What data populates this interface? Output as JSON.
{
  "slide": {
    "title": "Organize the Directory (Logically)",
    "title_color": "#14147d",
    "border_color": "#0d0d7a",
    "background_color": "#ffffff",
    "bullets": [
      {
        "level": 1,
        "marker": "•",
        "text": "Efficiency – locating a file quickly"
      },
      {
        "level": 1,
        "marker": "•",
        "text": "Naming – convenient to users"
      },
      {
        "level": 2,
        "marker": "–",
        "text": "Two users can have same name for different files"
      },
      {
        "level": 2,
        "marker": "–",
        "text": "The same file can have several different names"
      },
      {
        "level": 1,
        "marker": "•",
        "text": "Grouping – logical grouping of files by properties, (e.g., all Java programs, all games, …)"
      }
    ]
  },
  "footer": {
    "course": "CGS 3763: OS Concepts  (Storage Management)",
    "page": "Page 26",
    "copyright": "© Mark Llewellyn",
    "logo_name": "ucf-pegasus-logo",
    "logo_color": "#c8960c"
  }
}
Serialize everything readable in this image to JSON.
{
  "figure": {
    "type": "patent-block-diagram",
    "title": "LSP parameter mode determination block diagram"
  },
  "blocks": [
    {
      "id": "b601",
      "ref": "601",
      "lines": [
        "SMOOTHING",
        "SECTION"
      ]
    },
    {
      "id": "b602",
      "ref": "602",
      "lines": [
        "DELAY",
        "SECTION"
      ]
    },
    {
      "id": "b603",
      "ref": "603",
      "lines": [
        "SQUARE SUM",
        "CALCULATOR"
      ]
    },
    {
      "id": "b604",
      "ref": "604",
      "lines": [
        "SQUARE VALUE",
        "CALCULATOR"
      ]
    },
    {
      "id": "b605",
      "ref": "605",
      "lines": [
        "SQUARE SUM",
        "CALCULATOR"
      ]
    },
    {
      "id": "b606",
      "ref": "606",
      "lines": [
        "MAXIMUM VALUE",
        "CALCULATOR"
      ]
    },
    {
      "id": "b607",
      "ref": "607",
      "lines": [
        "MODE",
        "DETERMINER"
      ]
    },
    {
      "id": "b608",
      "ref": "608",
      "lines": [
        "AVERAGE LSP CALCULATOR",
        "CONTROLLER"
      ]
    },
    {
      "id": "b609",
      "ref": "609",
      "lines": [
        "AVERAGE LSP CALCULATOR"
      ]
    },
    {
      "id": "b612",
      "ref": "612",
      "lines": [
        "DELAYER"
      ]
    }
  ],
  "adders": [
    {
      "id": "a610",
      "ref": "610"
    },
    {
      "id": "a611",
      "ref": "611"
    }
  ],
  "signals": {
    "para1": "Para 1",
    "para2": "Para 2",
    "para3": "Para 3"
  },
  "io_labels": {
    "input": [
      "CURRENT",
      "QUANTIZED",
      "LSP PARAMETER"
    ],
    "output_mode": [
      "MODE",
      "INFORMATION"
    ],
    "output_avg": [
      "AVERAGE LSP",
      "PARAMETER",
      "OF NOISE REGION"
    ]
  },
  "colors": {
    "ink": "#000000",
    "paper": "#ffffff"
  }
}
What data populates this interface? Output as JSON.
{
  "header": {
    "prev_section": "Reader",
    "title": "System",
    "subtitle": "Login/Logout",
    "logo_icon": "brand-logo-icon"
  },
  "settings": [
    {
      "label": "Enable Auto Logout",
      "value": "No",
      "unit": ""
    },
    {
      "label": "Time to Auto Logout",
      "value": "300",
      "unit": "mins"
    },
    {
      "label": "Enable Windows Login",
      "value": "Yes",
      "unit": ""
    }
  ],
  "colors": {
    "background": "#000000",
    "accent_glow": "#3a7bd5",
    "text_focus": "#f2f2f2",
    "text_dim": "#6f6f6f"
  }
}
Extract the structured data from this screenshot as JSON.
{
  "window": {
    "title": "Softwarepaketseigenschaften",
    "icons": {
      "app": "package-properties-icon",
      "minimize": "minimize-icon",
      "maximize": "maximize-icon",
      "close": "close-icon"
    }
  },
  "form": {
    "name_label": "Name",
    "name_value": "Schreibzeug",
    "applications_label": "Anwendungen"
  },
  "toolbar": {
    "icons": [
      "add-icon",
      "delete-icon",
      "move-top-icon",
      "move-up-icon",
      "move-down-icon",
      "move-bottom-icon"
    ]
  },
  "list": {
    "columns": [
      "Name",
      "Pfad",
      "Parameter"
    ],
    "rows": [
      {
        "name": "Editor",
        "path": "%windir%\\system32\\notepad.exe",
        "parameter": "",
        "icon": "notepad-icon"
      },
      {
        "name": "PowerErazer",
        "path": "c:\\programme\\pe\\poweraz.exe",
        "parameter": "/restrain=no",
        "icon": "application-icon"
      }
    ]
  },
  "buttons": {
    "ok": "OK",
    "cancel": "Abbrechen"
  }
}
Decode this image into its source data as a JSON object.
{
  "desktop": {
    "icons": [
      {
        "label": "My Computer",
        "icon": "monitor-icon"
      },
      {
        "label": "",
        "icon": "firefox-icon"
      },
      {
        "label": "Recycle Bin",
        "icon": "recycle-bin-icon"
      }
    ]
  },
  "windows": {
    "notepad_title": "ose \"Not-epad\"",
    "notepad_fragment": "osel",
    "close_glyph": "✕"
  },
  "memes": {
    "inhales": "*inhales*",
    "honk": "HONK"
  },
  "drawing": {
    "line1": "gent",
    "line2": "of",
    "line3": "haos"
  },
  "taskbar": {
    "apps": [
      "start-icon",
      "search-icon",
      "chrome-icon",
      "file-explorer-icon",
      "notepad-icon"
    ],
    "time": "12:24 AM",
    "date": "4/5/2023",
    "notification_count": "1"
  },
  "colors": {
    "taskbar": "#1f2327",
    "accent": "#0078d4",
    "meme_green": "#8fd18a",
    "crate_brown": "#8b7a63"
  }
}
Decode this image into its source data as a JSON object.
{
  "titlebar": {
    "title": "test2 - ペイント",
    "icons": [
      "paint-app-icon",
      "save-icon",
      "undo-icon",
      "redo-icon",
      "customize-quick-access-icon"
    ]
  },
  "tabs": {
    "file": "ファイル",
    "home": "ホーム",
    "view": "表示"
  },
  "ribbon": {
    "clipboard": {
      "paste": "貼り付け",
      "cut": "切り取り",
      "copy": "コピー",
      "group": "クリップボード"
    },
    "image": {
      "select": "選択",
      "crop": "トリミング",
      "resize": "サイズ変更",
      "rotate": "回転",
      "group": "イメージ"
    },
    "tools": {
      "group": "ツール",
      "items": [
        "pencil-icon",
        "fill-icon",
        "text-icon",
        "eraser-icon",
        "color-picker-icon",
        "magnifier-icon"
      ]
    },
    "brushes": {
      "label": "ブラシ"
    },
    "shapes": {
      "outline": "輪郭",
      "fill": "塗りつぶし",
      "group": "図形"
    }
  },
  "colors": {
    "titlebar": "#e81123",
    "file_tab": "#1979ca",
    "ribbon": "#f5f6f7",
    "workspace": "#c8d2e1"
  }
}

◆ ◆ ◆

### DIRECTIONS FOR THIS TASK
Find the word "diagram" in the entries above and gather every line that holds it.

### WRITTEN ANSWER
    "type": "patent-block-diagram",
    "title": "LSP parameter mode determination block diagram"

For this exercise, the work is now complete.